↓↓↓

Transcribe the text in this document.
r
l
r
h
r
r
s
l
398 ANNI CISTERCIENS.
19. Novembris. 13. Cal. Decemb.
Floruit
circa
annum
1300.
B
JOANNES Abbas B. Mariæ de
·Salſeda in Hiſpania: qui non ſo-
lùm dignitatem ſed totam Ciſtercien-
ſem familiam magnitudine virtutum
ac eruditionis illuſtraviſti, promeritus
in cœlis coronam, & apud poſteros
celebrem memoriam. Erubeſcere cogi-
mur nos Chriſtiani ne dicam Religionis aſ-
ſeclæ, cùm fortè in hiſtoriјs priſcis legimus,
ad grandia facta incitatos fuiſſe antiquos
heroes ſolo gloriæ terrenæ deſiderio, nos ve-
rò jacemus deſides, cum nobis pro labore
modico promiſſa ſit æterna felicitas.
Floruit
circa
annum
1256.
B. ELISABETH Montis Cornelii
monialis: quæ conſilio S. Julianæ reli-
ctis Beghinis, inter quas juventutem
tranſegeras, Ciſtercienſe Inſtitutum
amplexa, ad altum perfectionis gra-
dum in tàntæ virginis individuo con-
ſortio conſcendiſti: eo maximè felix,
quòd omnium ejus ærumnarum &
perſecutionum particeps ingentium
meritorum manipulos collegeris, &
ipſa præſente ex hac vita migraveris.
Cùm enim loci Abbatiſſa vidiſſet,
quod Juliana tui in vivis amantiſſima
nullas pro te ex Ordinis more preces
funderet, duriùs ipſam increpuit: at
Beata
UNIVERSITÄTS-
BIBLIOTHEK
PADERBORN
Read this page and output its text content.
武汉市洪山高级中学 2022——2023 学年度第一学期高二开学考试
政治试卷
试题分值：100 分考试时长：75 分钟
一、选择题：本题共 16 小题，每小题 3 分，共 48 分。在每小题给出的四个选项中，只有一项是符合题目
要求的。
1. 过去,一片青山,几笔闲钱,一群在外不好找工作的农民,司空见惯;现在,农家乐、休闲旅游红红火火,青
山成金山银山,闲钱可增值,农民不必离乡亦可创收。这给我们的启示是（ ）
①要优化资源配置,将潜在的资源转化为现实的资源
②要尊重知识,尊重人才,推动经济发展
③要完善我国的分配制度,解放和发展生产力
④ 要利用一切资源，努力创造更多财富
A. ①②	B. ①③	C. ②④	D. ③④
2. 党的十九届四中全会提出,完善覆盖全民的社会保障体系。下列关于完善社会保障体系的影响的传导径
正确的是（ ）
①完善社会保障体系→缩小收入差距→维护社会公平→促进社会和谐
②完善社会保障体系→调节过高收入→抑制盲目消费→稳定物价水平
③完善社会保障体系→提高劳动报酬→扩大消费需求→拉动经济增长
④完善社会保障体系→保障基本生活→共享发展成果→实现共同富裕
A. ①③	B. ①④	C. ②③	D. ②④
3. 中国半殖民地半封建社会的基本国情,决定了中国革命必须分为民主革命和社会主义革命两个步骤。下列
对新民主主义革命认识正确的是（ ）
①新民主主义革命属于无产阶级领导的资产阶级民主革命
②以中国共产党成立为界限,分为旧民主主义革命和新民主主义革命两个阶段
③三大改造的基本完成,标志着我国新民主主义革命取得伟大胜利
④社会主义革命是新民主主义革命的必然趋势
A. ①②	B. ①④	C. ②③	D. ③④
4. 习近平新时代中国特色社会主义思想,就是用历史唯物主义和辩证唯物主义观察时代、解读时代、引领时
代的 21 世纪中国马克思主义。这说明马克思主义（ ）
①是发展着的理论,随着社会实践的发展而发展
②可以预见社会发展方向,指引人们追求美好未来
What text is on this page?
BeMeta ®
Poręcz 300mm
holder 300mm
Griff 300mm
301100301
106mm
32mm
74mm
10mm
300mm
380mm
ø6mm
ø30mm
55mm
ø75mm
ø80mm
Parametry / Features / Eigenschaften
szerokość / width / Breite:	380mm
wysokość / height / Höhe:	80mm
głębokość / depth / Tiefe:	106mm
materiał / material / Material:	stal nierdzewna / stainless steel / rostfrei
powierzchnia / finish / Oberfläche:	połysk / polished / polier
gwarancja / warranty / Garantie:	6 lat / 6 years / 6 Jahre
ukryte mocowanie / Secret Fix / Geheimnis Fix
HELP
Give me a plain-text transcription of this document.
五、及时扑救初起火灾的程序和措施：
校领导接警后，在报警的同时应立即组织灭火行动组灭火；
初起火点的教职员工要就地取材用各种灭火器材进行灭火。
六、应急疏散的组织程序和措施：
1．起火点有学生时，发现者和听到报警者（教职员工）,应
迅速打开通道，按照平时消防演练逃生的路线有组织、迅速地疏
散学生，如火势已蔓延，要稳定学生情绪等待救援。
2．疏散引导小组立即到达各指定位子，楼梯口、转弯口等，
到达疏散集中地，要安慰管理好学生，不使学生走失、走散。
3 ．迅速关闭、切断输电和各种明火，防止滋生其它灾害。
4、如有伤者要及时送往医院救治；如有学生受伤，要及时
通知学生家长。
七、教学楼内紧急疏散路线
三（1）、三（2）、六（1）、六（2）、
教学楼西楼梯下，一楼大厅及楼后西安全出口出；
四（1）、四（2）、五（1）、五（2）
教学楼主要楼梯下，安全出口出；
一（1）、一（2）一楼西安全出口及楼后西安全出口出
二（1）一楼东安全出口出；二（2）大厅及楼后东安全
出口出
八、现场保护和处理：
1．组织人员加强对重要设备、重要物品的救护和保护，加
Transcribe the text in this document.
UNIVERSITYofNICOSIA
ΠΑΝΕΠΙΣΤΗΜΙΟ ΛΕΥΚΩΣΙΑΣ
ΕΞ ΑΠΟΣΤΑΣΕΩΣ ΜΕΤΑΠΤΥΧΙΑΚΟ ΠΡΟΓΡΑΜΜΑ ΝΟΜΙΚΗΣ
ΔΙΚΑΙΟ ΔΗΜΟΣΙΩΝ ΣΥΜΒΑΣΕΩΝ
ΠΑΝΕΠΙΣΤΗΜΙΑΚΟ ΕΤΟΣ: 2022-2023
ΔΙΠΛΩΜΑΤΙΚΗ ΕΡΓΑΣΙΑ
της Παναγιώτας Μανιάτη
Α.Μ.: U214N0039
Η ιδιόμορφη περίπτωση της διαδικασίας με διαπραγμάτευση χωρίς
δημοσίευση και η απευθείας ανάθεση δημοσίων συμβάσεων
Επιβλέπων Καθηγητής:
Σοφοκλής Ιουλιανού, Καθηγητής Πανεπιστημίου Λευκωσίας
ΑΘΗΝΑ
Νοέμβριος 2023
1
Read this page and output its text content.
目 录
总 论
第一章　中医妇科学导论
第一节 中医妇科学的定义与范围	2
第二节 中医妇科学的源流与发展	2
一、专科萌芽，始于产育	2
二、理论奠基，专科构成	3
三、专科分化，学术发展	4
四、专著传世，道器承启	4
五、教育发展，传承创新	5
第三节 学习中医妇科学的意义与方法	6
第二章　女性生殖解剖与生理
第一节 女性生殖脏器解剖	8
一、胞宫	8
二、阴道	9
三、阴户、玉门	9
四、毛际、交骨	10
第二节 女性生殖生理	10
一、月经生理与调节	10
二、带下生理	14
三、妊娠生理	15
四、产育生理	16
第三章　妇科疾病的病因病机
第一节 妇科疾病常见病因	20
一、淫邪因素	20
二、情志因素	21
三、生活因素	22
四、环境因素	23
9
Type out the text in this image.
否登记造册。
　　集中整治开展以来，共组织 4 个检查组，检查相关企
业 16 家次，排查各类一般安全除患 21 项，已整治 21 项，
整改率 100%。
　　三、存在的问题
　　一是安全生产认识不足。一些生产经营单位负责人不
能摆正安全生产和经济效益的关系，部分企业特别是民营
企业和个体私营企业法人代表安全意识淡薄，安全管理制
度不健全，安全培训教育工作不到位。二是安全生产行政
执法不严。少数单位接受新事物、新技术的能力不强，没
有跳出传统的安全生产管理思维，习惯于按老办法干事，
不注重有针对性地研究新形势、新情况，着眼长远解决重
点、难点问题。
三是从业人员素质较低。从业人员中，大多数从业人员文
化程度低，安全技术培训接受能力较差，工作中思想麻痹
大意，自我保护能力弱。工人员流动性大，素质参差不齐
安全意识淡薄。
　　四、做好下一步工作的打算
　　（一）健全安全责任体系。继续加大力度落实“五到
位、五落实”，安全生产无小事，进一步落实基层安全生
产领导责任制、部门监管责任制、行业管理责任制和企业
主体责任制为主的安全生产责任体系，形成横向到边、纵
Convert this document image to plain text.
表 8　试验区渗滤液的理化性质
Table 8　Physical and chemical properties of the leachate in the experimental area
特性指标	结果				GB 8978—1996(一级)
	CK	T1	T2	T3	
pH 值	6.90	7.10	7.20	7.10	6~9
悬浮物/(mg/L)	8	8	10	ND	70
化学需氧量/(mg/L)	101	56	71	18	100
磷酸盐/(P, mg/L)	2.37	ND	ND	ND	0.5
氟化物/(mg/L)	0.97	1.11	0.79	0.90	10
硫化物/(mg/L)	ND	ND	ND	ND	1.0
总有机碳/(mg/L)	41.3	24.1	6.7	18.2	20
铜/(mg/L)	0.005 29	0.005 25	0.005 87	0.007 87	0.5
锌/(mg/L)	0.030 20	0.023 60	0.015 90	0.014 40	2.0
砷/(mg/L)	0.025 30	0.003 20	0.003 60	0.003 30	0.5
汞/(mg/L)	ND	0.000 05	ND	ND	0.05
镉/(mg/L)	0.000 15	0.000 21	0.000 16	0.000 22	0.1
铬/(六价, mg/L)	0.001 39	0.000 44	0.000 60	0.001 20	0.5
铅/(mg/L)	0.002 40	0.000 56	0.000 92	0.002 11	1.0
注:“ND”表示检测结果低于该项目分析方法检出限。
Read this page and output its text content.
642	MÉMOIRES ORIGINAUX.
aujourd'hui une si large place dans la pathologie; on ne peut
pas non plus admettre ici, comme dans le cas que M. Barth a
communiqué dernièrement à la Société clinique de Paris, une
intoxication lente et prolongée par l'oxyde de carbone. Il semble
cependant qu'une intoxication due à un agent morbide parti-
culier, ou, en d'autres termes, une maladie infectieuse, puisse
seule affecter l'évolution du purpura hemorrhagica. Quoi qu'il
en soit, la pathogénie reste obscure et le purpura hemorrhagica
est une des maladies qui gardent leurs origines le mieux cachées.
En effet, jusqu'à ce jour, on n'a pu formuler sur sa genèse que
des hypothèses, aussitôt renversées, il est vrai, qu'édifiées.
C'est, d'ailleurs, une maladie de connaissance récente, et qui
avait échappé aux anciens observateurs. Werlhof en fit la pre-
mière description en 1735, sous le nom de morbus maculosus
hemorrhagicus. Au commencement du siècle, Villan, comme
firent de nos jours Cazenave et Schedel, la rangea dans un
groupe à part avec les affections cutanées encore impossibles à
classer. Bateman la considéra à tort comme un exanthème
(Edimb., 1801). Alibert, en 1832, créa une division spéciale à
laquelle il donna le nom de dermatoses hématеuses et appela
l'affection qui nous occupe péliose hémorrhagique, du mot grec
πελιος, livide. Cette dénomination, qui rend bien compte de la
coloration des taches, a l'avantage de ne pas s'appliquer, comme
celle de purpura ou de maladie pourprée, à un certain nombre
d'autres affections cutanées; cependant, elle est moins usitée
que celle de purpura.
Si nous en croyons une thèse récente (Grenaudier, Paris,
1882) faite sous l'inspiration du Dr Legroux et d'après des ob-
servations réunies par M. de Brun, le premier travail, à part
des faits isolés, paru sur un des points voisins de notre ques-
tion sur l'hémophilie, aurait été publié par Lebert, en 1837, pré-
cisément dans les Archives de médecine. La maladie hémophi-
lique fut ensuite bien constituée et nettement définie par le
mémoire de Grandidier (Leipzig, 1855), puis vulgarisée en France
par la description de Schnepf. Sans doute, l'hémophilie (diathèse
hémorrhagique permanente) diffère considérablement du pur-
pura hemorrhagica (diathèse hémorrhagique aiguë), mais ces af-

↑↑↑

• _Description of the task_
From the entries above, extract each line containing "hémorrhagique".

• _Result for this exercise_
l'affection qui nous occupe péliose hémorrhagique, du mot grec
hémorrhagique permanente) diffère considérablement du pur-
pura hemorrhagica (diathèse hémorrhagique aiguë), mais ces af-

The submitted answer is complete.